What you are asked to do: Reproduce all of the data exactly, with no line skipped.

Dataset excerpts:

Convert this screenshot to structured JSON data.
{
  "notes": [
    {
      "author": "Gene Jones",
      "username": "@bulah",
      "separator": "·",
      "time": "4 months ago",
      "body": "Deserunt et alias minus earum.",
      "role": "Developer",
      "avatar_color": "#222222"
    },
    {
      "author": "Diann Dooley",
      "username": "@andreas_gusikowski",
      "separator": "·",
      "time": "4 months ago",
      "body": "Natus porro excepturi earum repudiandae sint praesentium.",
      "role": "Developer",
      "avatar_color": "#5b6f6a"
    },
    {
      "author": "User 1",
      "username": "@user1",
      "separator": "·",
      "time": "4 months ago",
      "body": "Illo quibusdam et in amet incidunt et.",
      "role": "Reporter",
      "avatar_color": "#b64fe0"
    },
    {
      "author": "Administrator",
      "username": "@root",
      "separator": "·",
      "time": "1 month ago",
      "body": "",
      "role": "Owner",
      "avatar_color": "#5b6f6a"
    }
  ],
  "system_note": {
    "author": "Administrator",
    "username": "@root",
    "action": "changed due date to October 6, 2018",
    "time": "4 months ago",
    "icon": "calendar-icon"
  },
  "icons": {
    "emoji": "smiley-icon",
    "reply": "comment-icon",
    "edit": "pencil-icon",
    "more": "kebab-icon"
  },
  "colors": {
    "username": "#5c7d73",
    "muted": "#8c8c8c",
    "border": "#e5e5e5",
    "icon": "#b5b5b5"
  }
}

The completed task:
Convert this screenshot to structured JSON data.
{
  "notes": [
    {
      "author": "Gene Jones",
      "username": "@bulah",
      "separator": "·",
      "time": "4 months ago",
      "body": "Deserunt et alias minus earum.",
      "role": "Developer",
      "avatar_color": "#222222"
    },
    {
      "author": "Diann Dooley",
      "username": "@andreas_gusikowski",
      "separator": "·",
      "time": "4 months ago",
      "body": "Natus porro excepturi earum repudiandae sint praesentium.",
      "role": "Developer",
      "avatar_color": "#5b6f6a"
    },
    {
      "author": "User 1",
      "username": "@user1",
      "separator": "·",
      "time": "4 months ago",
      "body": "Illo quibusdam et in amet incidunt et.",
      "role": "Reporter",
      "avatar_color": "#b64fe0"
    },
    {
      "author": "Administrator",
      "username": "@root",
      "separator": "·",
      "time": "1 month ago",
      "body": "",
      "role": "Owner",
      "avatar_color": "#5b6f6a"
    }
  ],
  "system_note": {
    "author": "Administrator",
    "username": "@root",
    "action": "changed due date to October 6, 2018",
    "time": "4 months ago",
    "icon": "calendar-icon"
  },
  "icons": {
    "emoji": "smiley-icon",
    "reply": "comment-icon",
    "edit": "pencil-icon",
    "more": "kebab-icon"
  },
  "colors": {
    "username": "#5c7d73",
    "muted": "#8c8c8c",
    "border": "#e5e5e5",
    "icon": "#b5b5b5"
  }
}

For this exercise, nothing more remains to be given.